** begin DATA FOR THIS EXERCISE **

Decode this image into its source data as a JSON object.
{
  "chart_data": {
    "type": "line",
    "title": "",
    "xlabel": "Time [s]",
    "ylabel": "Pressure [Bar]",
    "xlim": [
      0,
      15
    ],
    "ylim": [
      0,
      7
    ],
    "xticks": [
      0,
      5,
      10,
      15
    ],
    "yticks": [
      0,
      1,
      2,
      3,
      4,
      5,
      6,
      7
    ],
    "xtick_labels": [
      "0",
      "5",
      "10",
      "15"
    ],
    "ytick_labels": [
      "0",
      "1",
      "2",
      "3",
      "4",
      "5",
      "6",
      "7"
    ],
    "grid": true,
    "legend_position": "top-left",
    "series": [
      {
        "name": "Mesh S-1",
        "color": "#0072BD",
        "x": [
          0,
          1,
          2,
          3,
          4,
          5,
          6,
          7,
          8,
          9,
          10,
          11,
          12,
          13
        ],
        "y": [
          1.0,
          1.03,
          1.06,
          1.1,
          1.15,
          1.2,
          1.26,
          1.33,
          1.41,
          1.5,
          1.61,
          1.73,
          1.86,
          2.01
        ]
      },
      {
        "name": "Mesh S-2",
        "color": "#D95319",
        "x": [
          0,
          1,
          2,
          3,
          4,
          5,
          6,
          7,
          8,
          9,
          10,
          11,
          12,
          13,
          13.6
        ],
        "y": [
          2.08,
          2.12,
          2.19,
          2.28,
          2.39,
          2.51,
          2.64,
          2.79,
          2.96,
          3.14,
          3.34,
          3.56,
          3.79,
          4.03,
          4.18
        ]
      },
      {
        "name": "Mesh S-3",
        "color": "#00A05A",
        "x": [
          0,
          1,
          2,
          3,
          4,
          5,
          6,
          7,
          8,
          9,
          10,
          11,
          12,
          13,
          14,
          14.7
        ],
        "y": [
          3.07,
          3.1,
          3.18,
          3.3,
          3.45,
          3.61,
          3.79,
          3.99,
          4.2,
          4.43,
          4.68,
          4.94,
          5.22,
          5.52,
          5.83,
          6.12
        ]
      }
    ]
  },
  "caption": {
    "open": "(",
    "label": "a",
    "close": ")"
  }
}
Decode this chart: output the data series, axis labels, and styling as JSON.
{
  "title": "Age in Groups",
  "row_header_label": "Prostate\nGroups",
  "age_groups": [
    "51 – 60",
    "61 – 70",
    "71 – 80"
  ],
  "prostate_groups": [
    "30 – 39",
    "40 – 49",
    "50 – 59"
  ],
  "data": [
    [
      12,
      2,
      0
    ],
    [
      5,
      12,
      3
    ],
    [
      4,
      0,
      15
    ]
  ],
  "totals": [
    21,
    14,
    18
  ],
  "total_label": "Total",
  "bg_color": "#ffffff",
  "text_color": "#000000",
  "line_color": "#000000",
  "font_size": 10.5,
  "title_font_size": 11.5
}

** end DATA FOR THIS EXERCISE **

:: WHAT YOU SHOULD DO ::
Copy each record from above exactly, and include every line.

:: OUTPUT BELOW ::
Decode this image into its source data as a JSON object.
{
  "chart_data": {
    "type": "line",
    "title": "",
    "xlabel": "Time [s]",
    "ylabel": "Pressure [Bar]",
    "xlim": [
      0,
      15
    ],
    "ylim": [
      0,
      7
    ],
    "xticks": [
      0,
      5,
      10,
      15
    ],
    "yticks": [
      0,
      1,
      2,
      3,
      4,
      5,
      6,
      7
    ],
    "xtick_labels": [
      "0",
      "5",
      "10",
      "15"
    ],
    "ytick_labels": [
      "0",
      "1",
      "2",
      "3",
      "4",
      "5",
      "6",
      "7"
    ],
    "grid": true,
    "legend_position": "top-left",
    "series": [
      {
        "name": "Mesh S-1",
        "color": "#0072BD",
        "x": [
          0,
          1,
          2,
          3,
          4,
          5,
          6,
          7,
          8,
          9,
          10,
          11,
          12,
          13
        ],
        "y": [
          1.0,
          1.03,
          1.06,
          1.1,
          1.15,
          1.2,
          1.26,
          1.33,
          1.41,
          1.5,
          1.61,
          1.73,
          1.86,
          2.01
        ]
      },
      {
        "name": "Mesh S-2",
        "color": "#D95319",
        "x": [
          0,
          1,
          2,
          3,
          4,
          5,
          6,
          7,
          8,
          9,
          10,
          11,
          12,
          13,
          13.6
        ],
        "y": [
          2.08,
          2.12,
          2.19,
          2.28,
          2.39,
          2.51,
          2.64,
          2.79,
          2.96,
          3.14,
          3.34,
          3.56,
          3.79,
          4.03,
          4.18
        ]
      },
      {
        "name": "Mesh S-3",
        "color": "#00A05A",
        "x": [
          0,
          1,
          2,
          3,
          4,
          5,
          6,
          7,
          8,
          9,
          10,
          11,
          12,
          13,
          14,
          14.7
        ],
        "y": [
          3.07,
          3.1,
          3.18,
          3.3,
          3.45,
          3.61,
          3.79,
          3.99,
          4.2,
          4.43,
          4.68,
          4.94,
          5.22,
          5.52,
          5.83,
          6.12
        ]
      }
    ]
  },
  "caption": {
    "open": "(",
    "label": "a",
    "close": ")"
  }
}
Decode this chart: output the data series, axis labels, and styling as JSON.
{
  "title": "Age in Groups",
  "row_header_label": "Prostate\nGroups",
  "age_groups": [
    "51 – 60",
    "61 – 70",
    "71 – 80"
  ],
  "prostate_groups": [
    "30 – 39",
    "40 – 49",
    "50 – 59"
  ],
  "data": [
    [
      12,
      2,
      0
    ],
    [
      5,
      12,
      3
    ],
    [
      4,
      0,
      15
    ]
  ],
  "totals": [
    21,
    14,
    18
  ],
  "total_label": "Total",
  "bg_color": "#ffffff",
  "text_color": "#000000",
  "line_color": "#000000",
  "font_size": 10.5,
  "title_font_size": 11.5
}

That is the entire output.